* TEXT BLOCK *

Relative of children found dead in suitcase likely in SKorea: Police

South Korean police say they believe a possible relative of two children whose bodies were found in suitcases in New Zealand last week is likely in South Korea.

Immigration records show that the unidentified woman in her 40s arrived in South Korea in 2018, but there has been no record of her departure since, said Park Seung-hoon, an official at the National Police Agency in Seoul.

New Zealand police investigators work at a scene in Auckland after bodies were discovered in suitcases bought at storage place auction. Credit:NZ Herald/AP

Park said South Korean police have conveyed the information to New Zealand police after receiving a request for investigative help. But South Korean police currently have no authority to track down the woman’s whereabouts or detain her as she remains a New Zealand citizen possibly linked to a crime that had happened in New Zealand, Park said.

It would be difficult for South Korean police to pursue her unless New Zealand officially requests her extradition, which may happen if the investigation proceeds to a point where Interpol places a red notice against her, Park said.

Her whereabouts and whether she had other relatives with her when she arrived in South Korea were not immediately known.

* TASK INSTRUCTIONS *
According to the news report about the children found in suitcases, in what year did the woman arrive in South Korea? The material that comes next is separate from the news report above.

* ITEMS *
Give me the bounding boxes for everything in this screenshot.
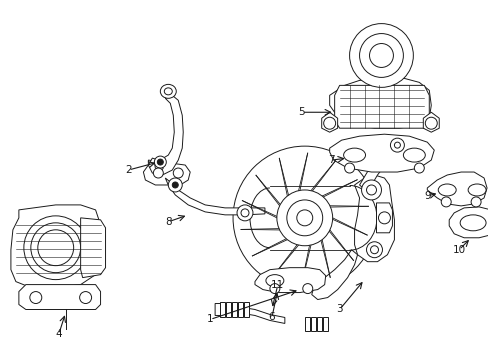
Text: 2: 2: [125, 165, 131, 175]
Circle shape: [172, 182, 178, 188]
Polygon shape: [19, 285, 101, 310]
Polygon shape: [427, 172, 486, 206]
Polygon shape: [81, 218, 105, 278]
Circle shape: [370, 246, 378, 254]
Circle shape: [349, 24, 412, 87]
Circle shape: [269, 284, 279, 293]
Circle shape: [302, 284, 312, 293]
Circle shape: [470, 197, 480, 207]
Polygon shape: [220, 302, 224, 318]
Circle shape: [31, 223, 81, 273]
Text: 1: 1: [206, 314, 213, 324]
Ellipse shape: [403, 148, 425, 162]
Circle shape: [233, 146, 376, 289]
Circle shape: [173, 168, 183, 178]
Circle shape: [237, 205, 252, 221]
Polygon shape: [354, 175, 394, 262]
Circle shape: [241, 209, 248, 217]
Text: 4: 4: [55, 329, 62, 339]
Polygon shape: [334, 85, 428, 128]
Polygon shape: [376, 203, 392, 233]
Ellipse shape: [459, 215, 485, 231]
Polygon shape: [165, 178, 264, 215]
Ellipse shape: [164, 88, 172, 95]
Polygon shape: [448, 207, 488, 238]
Circle shape: [80, 292, 91, 303]
Text: 8: 8: [164, 217, 171, 227]
Polygon shape: [329, 78, 430, 128]
Text: 5: 5: [298, 107, 305, 117]
Circle shape: [389, 138, 404, 152]
Circle shape: [24, 216, 87, 280]
Circle shape: [153, 168, 163, 178]
Circle shape: [361, 180, 381, 200]
Polygon shape: [215, 303, 285, 323]
Polygon shape: [316, 318, 321, 332]
Circle shape: [38, 230, 74, 266]
Text: 3: 3: [336, 305, 342, 315]
Circle shape: [369, 44, 393, 67]
Circle shape: [30, 292, 41, 303]
Polygon shape: [321, 112, 337, 132]
Circle shape: [366, 242, 382, 258]
Ellipse shape: [160, 84, 176, 98]
Circle shape: [378, 212, 389, 224]
Text: 11: 11: [271, 280, 284, 289]
Polygon shape: [359, 138, 404, 192]
Polygon shape: [225, 302, 230, 318]
Ellipse shape: [467, 184, 485, 196]
Circle shape: [157, 159, 163, 165]
Ellipse shape: [437, 184, 455, 196]
Polygon shape: [322, 318, 327, 332]
Circle shape: [440, 197, 450, 207]
Polygon shape: [148, 95, 183, 175]
Polygon shape: [310, 318, 315, 332]
Text: 10: 10: [452, 245, 465, 255]
Text: 6: 6: [268, 312, 275, 323]
Text: 7: 7: [327, 155, 334, 165]
Circle shape: [366, 185, 376, 195]
Circle shape: [168, 178, 182, 192]
Polygon shape: [238, 302, 243, 318]
Circle shape: [344, 163, 354, 173]
Text: 9: 9: [423, 191, 430, 201]
Circle shape: [286, 200, 322, 236]
Ellipse shape: [343, 148, 365, 162]
Circle shape: [296, 210, 312, 226]
Circle shape: [413, 163, 424, 173]
Polygon shape: [143, 160, 190, 185]
Circle shape: [323, 117, 335, 129]
Polygon shape: [244, 302, 248, 318]
Polygon shape: [11, 205, 101, 288]
Polygon shape: [423, 112, 438, 132]
Polygon shape: [254, 268, 325, 293]
Polygon shape: [329, 134, 433, 172]
Circle shape: [425, 117, 436, 129]
Polygon shape: [304, 318, 309, 332]
Polygon shape: [311, 250, 357, 300]
Circle shape: [394, 142, 400, 148]
Polygon shape: [232, 302, 237, 318]
Circle shape: [154, 156, 166, 168]
Circle shape: [359, 33, 403, 77]
Ellipse shape: [265, 275, 283, 287]
Circle shape: [276, 190, 332, 246]
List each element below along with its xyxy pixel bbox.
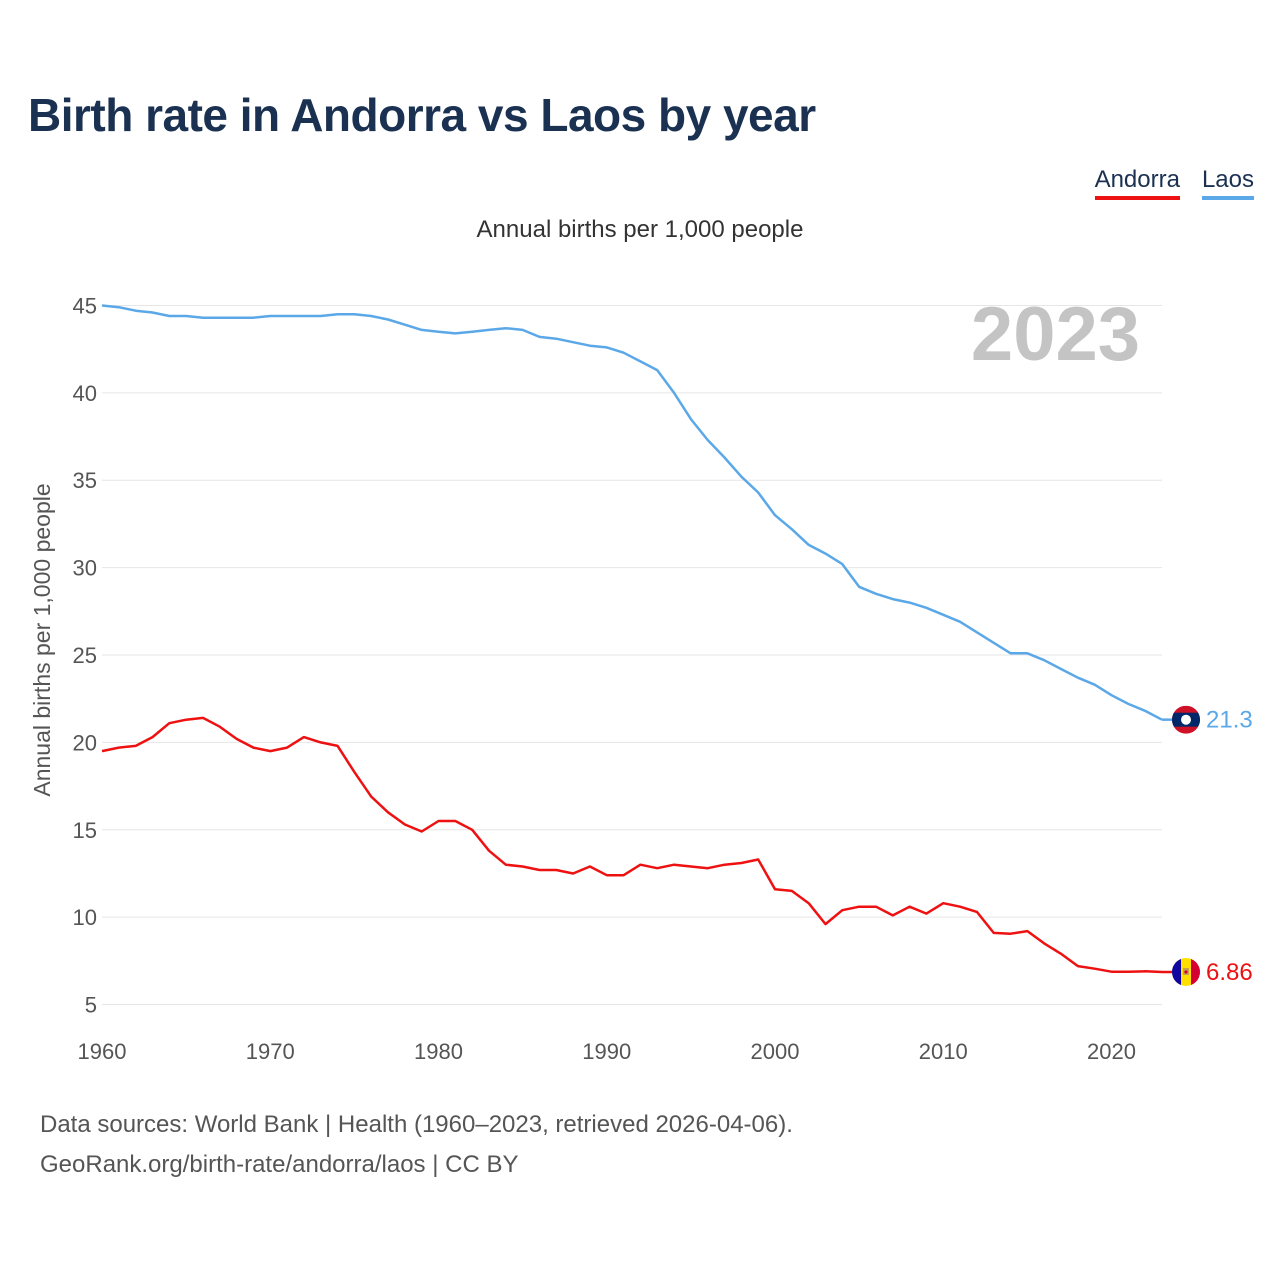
y-axis-label: Annual births per 1,000 people (29, 483, 55, 796)
y-tick-15: 15 (73, 818, 97, 843)
series-line-andorra (101, 716, 1163, 974)
y-tick-10: 10 (73, 905, 97, 930)
x-tick-1970: 1970 (246, 1039, 295, 1064)
laos-end-value: 21.3 (1206, 707, 1253, 734)
x-tick-1980: 1980 (414, 1039, 463, 1064)
series-end-markers: 21.3 6.86 (1172, 705, 1253, 986)
gridlines (102, 304, 1162, 1006)
y-tick-5: 5 (85, 993, 97, 1018)
y-tick-25: 25 (73, 643, 97, 668)
x-tick-2010: 2010 (919, 1039, 968, 1064)
laos-flag-icon (1172, 705, 1200, 734)
series-lines (101, 304, 1174, 974)
andorra-end-value: 6.86 (1206, 959, 1253, 986)
footer: Data sources: World Bank | Health (1960–… (40, 1105, 793, 1185)
y-tick-20: 20 (73, 730, 97, 755)
x-tick-1990: 1990 (582, 1039, 631, 1064)
legend-item-andorra[interactable]: Andorra (1094, 166, 1180, 200)
series-line-laos (101, 304, 1163, 721)
y-tick-45: 45 (73, 293, 97, 318)
chart-subtitle: Annual births per 1,000 people (476, 216, 804, 243)
y-tick-40: 40 (73, 381, 97, 406)
data-source-text: Data sources: World Bank | Health (1960–… (40, 1111, 793, 1138)
legend: Andorra Laos (1094, 166, 1254, 200)
x-tick-1960: 1960 (78, 1039, 127, 1064)
chart-title: Birth rate in Andorra vs Laos by year (28, 89, 816, 141)
y-tick-35: 35 (73, 468, 97, 493)
source-url-text[interactable]: GeoRank.org/birth-rate/andorra/laos | CC… (40, 1151, 519, 1178)
line-chart: 5 10 15 20 25 30 35 40 45 1960 1970 1980 1990 2000 20… (29, 292, 1253, 1064)
andorra-flag-icon (1172, 958, 1200, 986)
x-tick-2020: 2020 (1087, 1039, 1136, 1064)
x-axis-ticks: 1960 1970 1980 1990 2000 2010 2020 (78, 1039, 1136, 1064)
x-tick-2000: 2000 (751, 1039, 800, 1064)
legend-item-laos[interactable]: Laos (1201, 166, 1254, 200)
y-axis-ticks: 5 10 15 20 25 30 35 40 45 (73, 293, 97, 1017)
year-label: 2023 (971, 292, 1140, 377)
y-tick-30: 30 (73, 556, 97, 581)
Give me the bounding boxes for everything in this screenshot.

* REPLY *
2018